Teks Sumber -
◆ ◆ ◆ ◆ ◆

GELAS dan hati seakan tak berkorelasi. Meski seakan tak berhubungan, namun bila di kaji lebih teliti, ternyata keduanya berkorelasi dengan kehidupan. Gelas merupakan benda di luar diri manusia. Ia sangat penting sebagai media ketika manusia ingin minum. Sedangkan hati merupakan organ penting dalam diri dan sangat vital bagi kelangsungan hidup setiap manusia.
Meski keduanya berbeda secara materi, sifat, dan fungsi, namun kedua berkorelasi dan mampu menunjukkan indikator karakter diri setiap manusia, antara lain :
Pertama, Gelas simbol niat dan bentuk amal (perilaku). Isian air akan berbentuk sesuai bentuk gelas. Bila gelas berbentuk oval, maka oval bentuk air, bila segi empat bentuk gelas, maka air pun akan berbentuk segi empat. Demikian seterusnya. Bentuk gelas tak mampu dirubah oleh keinginan air, tapi air yang mengikut bentuk gelas. Begitu berkorelasi antara gelas dengan air dan hati dengan amal (perilaku) manusia. Meski amal acapkali bisa dimodifikasi untuk menutupi niat yang sesungguhnya, namun pada waktunya amal (perilaku) akan menampilkan niat yang sebenarnya. Dalam konteks ini, Rasulullah SAW mengingatkan umat melalui sabdanya : "Sesungguhnya amalan itu tergantung niatnya dan seseorang akan mendapatkan sesuai dengan apa yang ia niatkan" (HR. Bukhari).

◆ ◆ ◆ ◆ ◆

Data Latihan -
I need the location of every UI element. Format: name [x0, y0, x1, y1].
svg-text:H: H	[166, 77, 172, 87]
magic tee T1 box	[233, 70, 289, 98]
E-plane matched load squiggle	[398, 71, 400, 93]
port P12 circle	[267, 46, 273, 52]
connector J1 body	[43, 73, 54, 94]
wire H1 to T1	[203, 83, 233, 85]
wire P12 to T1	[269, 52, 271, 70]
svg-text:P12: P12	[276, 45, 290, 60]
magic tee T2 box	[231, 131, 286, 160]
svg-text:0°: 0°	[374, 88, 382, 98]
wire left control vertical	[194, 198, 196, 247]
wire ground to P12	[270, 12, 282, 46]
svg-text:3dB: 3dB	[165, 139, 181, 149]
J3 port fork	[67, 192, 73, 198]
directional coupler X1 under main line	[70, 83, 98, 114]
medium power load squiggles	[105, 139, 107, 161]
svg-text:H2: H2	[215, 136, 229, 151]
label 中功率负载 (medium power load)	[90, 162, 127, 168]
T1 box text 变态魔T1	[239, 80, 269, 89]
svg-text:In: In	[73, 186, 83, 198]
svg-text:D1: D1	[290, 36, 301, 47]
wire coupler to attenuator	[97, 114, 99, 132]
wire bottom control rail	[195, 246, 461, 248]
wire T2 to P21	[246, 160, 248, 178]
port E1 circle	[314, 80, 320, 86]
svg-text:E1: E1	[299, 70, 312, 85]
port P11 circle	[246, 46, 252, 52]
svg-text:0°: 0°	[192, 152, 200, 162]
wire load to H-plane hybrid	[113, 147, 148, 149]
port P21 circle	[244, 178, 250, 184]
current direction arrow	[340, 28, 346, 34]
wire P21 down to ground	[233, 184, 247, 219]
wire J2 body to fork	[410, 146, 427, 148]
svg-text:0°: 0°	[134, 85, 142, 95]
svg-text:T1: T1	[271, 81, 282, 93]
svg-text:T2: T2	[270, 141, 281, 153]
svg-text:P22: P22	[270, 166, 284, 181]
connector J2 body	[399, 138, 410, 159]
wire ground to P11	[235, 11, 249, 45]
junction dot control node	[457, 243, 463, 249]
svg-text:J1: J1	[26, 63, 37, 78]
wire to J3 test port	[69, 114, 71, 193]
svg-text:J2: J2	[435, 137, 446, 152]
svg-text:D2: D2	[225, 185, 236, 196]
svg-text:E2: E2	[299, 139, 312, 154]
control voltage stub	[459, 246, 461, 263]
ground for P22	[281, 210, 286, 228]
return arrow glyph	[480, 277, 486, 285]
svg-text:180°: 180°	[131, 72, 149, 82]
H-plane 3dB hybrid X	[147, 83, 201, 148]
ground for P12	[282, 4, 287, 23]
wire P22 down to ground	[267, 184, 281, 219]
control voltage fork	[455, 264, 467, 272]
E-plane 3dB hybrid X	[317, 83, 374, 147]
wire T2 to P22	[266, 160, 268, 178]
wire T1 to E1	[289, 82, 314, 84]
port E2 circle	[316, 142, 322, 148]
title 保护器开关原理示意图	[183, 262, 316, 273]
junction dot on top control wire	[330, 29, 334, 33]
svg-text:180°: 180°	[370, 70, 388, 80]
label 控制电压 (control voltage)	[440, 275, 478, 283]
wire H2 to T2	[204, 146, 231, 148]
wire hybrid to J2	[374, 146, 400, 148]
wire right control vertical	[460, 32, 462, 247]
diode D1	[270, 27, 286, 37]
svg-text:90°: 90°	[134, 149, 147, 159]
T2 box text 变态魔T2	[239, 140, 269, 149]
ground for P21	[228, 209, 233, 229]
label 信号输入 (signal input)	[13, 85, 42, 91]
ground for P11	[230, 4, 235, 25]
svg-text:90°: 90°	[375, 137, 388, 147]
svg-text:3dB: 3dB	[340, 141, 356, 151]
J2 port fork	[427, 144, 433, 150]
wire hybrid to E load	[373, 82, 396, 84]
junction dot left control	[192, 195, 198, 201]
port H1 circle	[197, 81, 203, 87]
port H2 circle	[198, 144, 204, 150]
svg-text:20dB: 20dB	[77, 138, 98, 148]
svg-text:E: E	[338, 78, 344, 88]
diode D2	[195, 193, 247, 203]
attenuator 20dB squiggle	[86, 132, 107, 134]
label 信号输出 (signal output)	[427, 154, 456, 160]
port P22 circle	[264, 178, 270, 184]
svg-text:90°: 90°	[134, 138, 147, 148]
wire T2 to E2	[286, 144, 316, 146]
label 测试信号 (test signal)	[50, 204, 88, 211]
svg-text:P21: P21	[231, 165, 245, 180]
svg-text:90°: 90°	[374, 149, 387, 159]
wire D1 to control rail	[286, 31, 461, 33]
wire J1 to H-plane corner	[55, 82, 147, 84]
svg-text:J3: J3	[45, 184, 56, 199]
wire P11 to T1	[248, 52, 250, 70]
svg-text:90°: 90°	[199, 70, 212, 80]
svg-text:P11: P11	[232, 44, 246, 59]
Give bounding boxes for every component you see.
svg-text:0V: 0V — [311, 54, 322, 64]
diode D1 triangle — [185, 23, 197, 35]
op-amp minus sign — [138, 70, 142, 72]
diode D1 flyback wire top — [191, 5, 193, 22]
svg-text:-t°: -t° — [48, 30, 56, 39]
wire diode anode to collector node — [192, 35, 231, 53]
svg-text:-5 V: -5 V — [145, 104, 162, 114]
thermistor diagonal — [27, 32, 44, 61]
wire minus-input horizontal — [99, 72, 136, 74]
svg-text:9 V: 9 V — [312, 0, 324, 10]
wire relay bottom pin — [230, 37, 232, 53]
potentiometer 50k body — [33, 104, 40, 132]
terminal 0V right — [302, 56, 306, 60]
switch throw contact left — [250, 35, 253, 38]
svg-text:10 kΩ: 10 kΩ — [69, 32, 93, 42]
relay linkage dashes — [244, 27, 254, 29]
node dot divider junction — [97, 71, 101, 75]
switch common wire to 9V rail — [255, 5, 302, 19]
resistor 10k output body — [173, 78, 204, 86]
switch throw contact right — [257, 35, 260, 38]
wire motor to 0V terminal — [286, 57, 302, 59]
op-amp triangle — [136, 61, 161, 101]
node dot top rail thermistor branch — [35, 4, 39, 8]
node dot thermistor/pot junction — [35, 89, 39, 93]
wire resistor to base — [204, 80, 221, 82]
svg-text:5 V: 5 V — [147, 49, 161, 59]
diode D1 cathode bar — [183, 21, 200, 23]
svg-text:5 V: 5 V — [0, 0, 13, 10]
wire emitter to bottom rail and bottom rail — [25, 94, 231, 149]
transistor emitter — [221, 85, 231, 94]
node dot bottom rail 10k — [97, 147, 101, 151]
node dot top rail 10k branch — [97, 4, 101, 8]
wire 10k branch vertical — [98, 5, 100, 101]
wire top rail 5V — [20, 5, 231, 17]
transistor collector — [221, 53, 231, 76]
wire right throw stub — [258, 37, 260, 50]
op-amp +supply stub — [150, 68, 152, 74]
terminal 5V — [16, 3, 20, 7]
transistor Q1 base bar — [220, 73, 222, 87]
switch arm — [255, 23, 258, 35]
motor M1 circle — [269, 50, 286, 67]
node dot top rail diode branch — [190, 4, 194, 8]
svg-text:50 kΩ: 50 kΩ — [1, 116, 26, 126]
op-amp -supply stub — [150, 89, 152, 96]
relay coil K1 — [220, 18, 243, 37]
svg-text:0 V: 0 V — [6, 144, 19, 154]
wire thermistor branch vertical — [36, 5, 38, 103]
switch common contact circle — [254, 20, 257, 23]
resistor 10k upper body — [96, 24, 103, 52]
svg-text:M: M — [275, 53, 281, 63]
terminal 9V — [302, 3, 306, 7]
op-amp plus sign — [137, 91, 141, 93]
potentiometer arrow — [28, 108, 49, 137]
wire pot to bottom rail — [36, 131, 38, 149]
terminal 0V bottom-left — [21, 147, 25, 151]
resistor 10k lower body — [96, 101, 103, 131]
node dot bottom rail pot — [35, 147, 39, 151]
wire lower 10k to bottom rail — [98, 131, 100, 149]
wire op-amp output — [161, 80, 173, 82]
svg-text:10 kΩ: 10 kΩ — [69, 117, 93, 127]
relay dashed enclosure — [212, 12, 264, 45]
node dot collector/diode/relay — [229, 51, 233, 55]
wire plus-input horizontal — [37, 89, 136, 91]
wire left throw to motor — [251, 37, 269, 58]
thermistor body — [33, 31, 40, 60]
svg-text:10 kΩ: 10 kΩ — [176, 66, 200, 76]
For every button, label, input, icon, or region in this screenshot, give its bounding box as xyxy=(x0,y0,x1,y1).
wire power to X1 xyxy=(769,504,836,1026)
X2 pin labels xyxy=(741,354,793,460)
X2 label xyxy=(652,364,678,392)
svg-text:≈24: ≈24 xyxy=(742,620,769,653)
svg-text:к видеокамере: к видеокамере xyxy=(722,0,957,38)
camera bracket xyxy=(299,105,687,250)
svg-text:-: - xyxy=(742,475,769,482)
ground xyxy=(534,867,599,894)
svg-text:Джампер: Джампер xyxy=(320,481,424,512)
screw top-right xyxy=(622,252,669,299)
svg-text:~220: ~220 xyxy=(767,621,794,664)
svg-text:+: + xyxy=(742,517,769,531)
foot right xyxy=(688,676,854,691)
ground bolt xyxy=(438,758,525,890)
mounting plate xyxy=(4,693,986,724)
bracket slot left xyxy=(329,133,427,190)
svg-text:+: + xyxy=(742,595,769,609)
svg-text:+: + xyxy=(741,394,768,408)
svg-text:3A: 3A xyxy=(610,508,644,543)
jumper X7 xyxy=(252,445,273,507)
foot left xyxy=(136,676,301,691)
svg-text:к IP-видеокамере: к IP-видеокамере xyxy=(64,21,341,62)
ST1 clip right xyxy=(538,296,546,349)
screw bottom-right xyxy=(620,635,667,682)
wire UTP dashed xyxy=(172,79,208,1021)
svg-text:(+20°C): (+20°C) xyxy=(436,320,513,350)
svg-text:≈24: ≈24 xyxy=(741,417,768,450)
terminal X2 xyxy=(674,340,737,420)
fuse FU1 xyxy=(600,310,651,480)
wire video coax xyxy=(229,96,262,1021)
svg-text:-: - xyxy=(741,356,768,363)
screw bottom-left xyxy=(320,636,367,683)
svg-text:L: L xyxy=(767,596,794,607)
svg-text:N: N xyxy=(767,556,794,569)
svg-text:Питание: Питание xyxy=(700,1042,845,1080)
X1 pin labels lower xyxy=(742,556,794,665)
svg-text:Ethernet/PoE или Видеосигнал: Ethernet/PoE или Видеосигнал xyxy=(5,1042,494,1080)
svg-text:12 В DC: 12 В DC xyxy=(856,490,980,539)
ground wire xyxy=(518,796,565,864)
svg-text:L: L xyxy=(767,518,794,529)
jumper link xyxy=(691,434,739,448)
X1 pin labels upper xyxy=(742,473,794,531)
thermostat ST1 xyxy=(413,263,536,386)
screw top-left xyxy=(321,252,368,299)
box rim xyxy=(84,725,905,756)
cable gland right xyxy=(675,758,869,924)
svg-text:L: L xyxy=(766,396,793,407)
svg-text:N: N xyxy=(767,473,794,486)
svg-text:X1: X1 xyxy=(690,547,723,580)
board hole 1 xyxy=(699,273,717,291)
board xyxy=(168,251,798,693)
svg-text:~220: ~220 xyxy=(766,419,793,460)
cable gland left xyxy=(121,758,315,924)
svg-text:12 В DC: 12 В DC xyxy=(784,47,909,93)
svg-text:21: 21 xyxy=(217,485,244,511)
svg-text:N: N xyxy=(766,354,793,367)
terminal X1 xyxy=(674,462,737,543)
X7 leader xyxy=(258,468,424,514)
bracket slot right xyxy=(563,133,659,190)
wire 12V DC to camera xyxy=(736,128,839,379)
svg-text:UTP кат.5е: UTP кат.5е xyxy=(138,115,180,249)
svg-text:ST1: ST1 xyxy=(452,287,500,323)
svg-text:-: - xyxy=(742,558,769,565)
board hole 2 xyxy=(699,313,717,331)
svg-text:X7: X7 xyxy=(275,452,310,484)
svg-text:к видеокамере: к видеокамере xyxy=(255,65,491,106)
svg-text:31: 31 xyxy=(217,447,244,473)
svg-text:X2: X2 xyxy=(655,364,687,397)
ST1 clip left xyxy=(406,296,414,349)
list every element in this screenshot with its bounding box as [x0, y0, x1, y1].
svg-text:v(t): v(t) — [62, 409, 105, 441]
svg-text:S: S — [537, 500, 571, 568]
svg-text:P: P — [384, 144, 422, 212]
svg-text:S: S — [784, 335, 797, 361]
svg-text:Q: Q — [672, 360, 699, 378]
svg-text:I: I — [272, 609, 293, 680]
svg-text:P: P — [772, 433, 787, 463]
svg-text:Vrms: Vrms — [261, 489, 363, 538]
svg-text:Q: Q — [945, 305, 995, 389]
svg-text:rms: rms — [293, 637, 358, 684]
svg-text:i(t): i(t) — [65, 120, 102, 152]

◆ ◆ ◆ ◆ ◆

Tugas yang Dikerjakan -
**1.** Terjemahkan kalimat "Gelas merupakan benda di luar diri manusia." dari teks tentang gelas dan hati ke dalam bahasa Inggris.
**2.** Tampilkan setiap baris data yang memuat kata "resistor".

Daftar Jawaban -
**1.** A glass is an object outside the human self.

**2.**
resistor 10k output body — [173, 78, 204, 86]
wire resistor to base — [204, 80, 221, 82]
resistor 10k upper body — [96, 24, 103, 52]
resistor 10k lower body — [96, 101, 103, 131]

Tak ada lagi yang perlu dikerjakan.